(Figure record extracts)
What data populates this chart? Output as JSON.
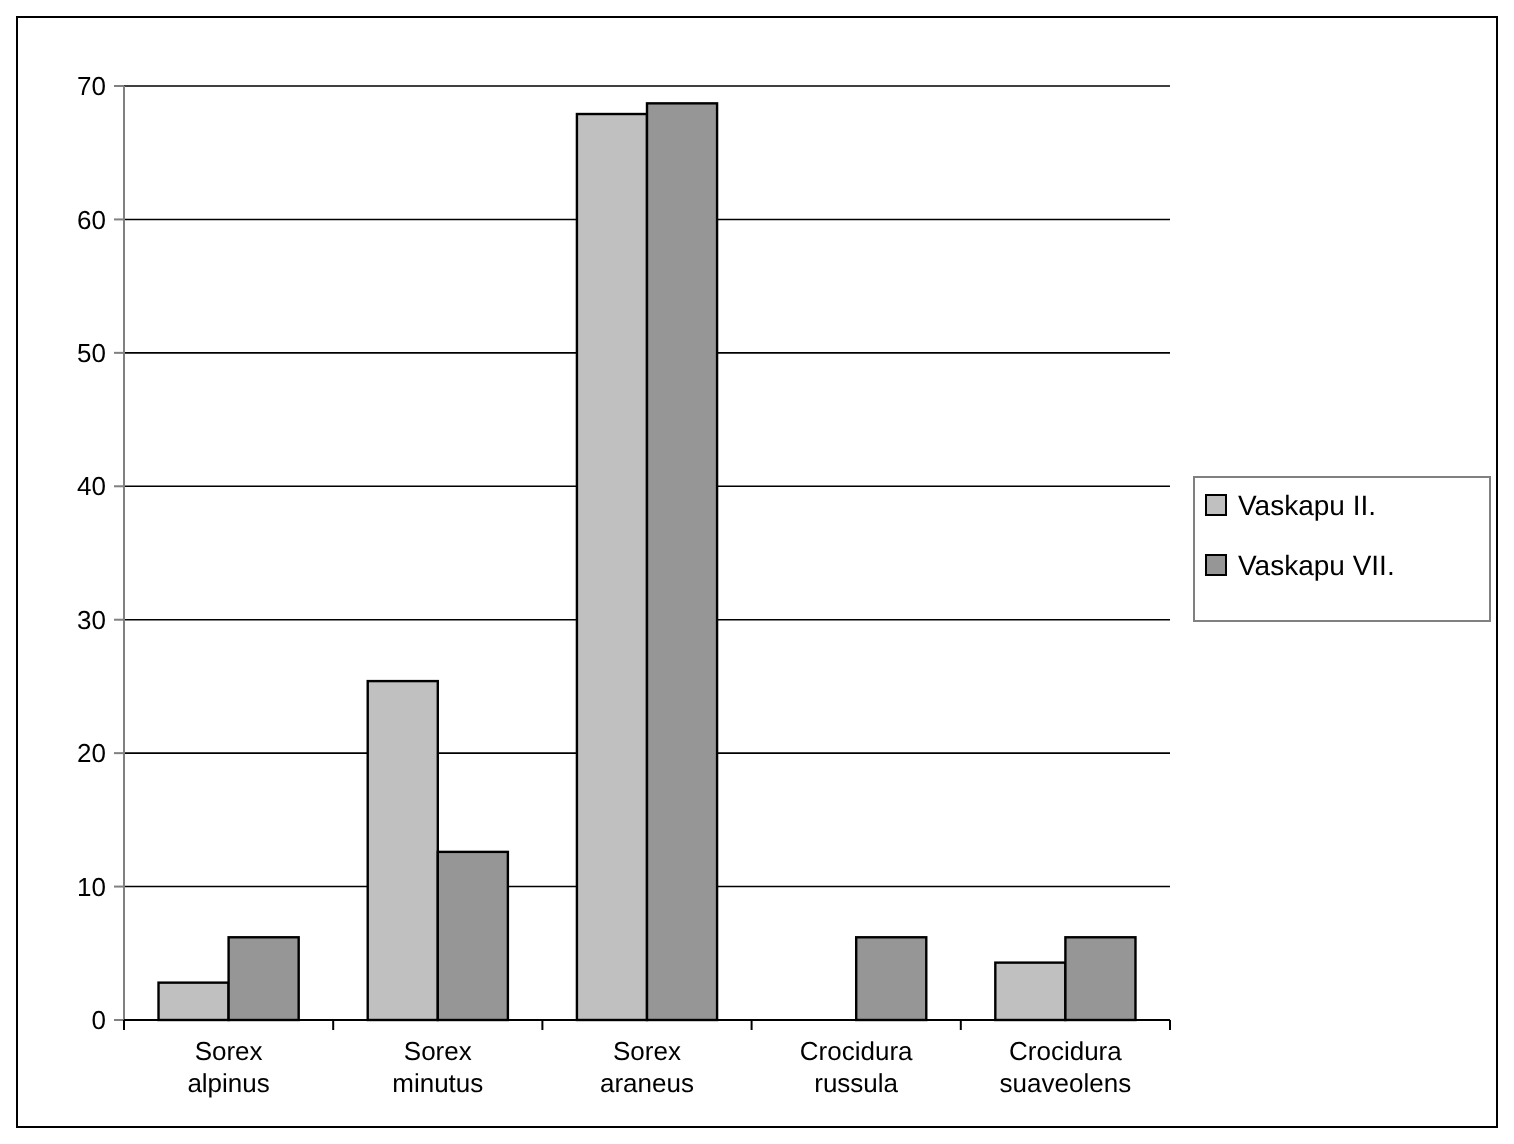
{
  "chart_data": {
    "type": "bar",
    "categories": [
      "Sorex alpinus",
      "Sorex minutus",
      "Sorex araneus",
      "Crocidura russula",
      "Crocidura suaveolens"
    ],
    "series": [
      {
        "name": "Vaskapu II.",
        "color": "#c0c0c0",
        "values": [
          2.8,
          25.4,
          67.9,
          0,
          4.3
        ]
      },
      {
        "name": "Vaskapu VII.",
        "color": "#969696",
        "values": [
          6.2,
          12.6,
          68.7,
          6.2,
          6.2
        ]
      }
    ],
    "ylim": [
      0,
      70
    ],
    "yticks": [
      0,
      10,
      20,
      30,
      40,
      50,
      60,
      70
    ],
    "grid": "y",
    "legend": "right"
  }
}
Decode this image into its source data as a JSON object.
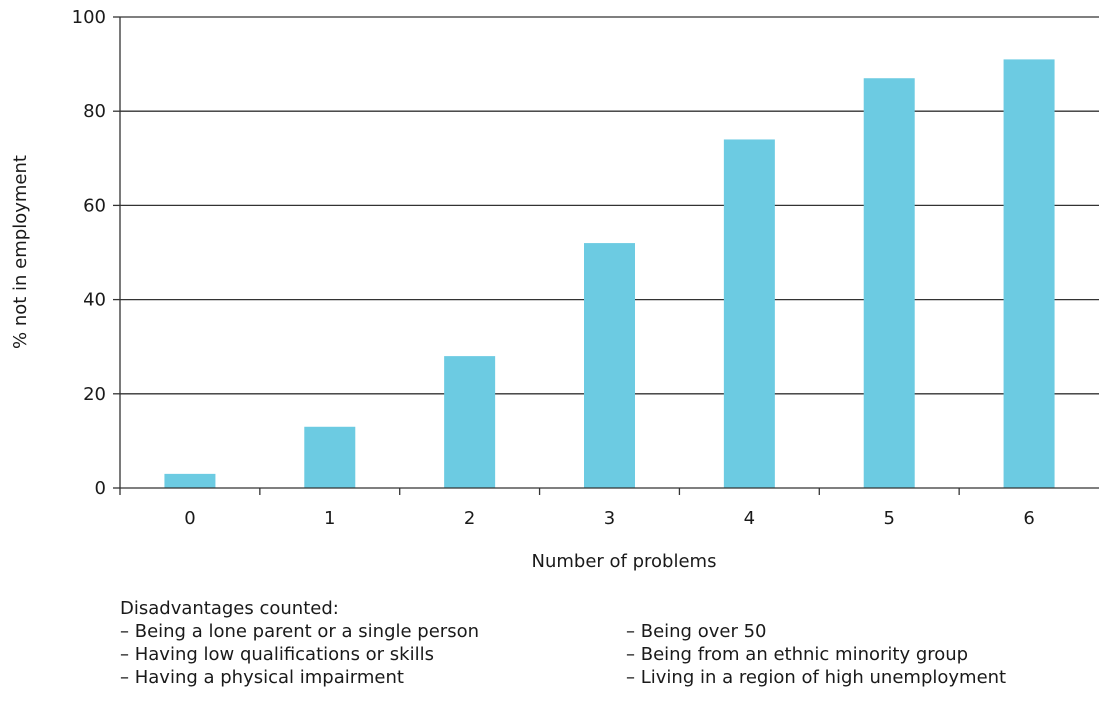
{
  "chart_data": {
    "type": "bar",
    "title": "",
    "xlabel": "Number of problems",
    "ylabel": "% not in employment",
    "categories": [
      "0",
      "1",
      "2",
      "3",
      "4",
      "5",
      "6"
    ],
    "values": [
      3,
      13,
      28,
      52,
      74,
      87,
      91
    ],
    "ylim": [
      0,
      100
    ],
    "yticks": [
      "0",
      "20",
      "40",
      "60",
      "80",
      "100"
    ],
    "grid": true,
    "bar_color": "#6ccbe2",
    "legend": "none"
  },
  "notes": {
    "heading": "Disadvantages counted:",
    "items": [
      "– Being a lone parent or a single person",
      "– Being over 50",
      "– Having low qualifications or skills",
      "– Being from an ethnic minority group",
      "– Having a physical impairment",
      "– Living in a region of high unemployment"
    ]
  }
}
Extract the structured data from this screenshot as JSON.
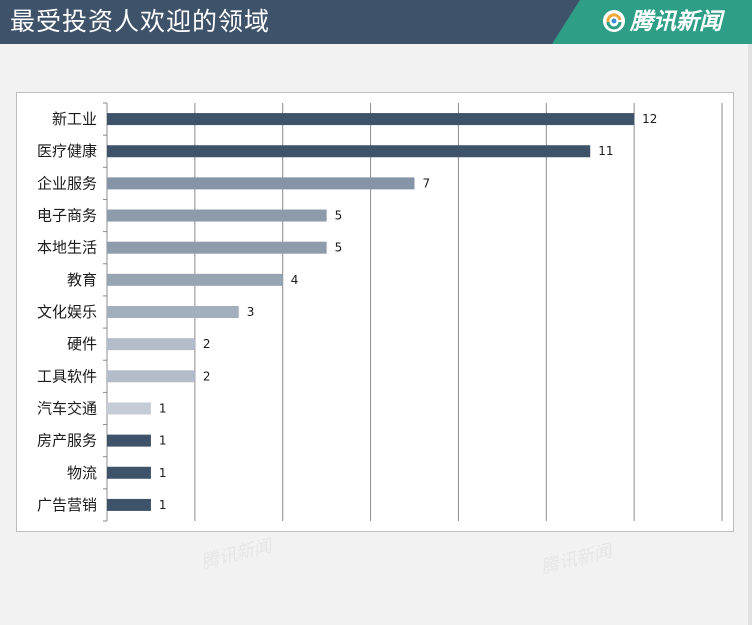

What to do =>
Read the entries and show each line that mentions "Sorex".

Written solution =>
      "Sorex alpinus",
      "Sorex minutus",
      "Sorex araneus",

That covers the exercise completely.